**SHORT TASK**
Copy each line in which the string "name" occurs.
>> start THE DATA
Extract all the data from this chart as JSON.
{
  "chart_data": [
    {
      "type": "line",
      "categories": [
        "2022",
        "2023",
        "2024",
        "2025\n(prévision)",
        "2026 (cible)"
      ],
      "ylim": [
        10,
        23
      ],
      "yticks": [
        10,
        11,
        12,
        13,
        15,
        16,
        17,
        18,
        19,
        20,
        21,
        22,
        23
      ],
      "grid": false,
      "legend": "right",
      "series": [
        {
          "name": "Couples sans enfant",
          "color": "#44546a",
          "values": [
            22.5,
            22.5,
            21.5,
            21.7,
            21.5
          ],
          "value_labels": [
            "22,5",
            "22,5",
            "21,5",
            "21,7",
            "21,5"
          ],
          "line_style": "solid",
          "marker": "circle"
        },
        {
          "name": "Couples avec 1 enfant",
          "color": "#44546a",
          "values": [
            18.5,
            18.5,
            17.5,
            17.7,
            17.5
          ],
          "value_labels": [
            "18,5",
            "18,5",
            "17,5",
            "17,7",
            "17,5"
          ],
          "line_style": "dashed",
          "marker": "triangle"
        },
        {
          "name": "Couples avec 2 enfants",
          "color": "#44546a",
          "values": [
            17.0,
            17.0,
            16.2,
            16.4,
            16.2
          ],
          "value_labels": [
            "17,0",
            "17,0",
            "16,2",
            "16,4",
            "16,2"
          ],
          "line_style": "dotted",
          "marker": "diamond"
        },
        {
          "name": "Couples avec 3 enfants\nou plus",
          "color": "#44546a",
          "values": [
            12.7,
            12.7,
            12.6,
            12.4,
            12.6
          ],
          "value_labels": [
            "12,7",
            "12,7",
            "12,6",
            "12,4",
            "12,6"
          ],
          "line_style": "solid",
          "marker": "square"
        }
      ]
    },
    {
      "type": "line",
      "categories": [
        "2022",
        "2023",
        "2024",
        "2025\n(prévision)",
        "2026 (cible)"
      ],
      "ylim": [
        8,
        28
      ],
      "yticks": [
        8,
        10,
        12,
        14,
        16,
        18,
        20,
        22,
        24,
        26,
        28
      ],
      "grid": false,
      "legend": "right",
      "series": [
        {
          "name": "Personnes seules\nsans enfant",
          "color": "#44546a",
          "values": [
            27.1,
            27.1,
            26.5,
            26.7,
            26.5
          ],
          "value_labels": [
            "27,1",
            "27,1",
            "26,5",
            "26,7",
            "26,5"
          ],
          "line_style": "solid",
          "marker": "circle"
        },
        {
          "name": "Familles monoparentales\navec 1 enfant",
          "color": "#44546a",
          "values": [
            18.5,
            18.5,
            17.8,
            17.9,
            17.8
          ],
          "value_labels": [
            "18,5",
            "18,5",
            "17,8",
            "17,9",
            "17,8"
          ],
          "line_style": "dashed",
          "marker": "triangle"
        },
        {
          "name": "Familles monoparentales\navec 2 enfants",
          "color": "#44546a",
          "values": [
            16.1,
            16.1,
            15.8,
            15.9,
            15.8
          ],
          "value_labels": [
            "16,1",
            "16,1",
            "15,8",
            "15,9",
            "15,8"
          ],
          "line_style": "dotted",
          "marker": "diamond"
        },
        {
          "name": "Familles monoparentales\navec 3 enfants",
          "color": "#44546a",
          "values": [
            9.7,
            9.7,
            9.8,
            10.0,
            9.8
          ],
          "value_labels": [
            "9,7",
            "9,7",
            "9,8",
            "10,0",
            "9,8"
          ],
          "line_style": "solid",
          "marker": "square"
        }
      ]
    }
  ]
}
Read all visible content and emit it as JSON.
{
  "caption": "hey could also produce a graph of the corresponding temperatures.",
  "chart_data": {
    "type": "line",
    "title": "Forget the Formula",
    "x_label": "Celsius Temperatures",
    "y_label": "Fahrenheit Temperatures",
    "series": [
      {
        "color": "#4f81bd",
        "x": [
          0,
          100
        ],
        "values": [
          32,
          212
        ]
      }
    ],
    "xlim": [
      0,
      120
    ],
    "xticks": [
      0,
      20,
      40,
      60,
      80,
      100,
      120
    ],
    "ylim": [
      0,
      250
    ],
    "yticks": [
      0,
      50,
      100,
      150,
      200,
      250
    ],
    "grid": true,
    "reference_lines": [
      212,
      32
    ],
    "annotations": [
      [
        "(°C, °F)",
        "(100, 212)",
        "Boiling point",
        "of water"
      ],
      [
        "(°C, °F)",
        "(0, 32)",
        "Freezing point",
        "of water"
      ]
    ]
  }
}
>> end THE DATA
**TASK SOLUTION**
          "name": "Couples sans enfant",
          "name": "Couples avec 1 enfant",
          "name": "Couples avec 2 enfants",
          "name": "Couples avec 3 enfants\nou plus",
          "name": "Personnes seules\nsans enfant",
          "name": "Familles monoparentales\navec 1 enfant",
          "name": "Familles monoparentales\navec 2 enfants",
          "name": "Familles monoparentales\navec 3 enfants",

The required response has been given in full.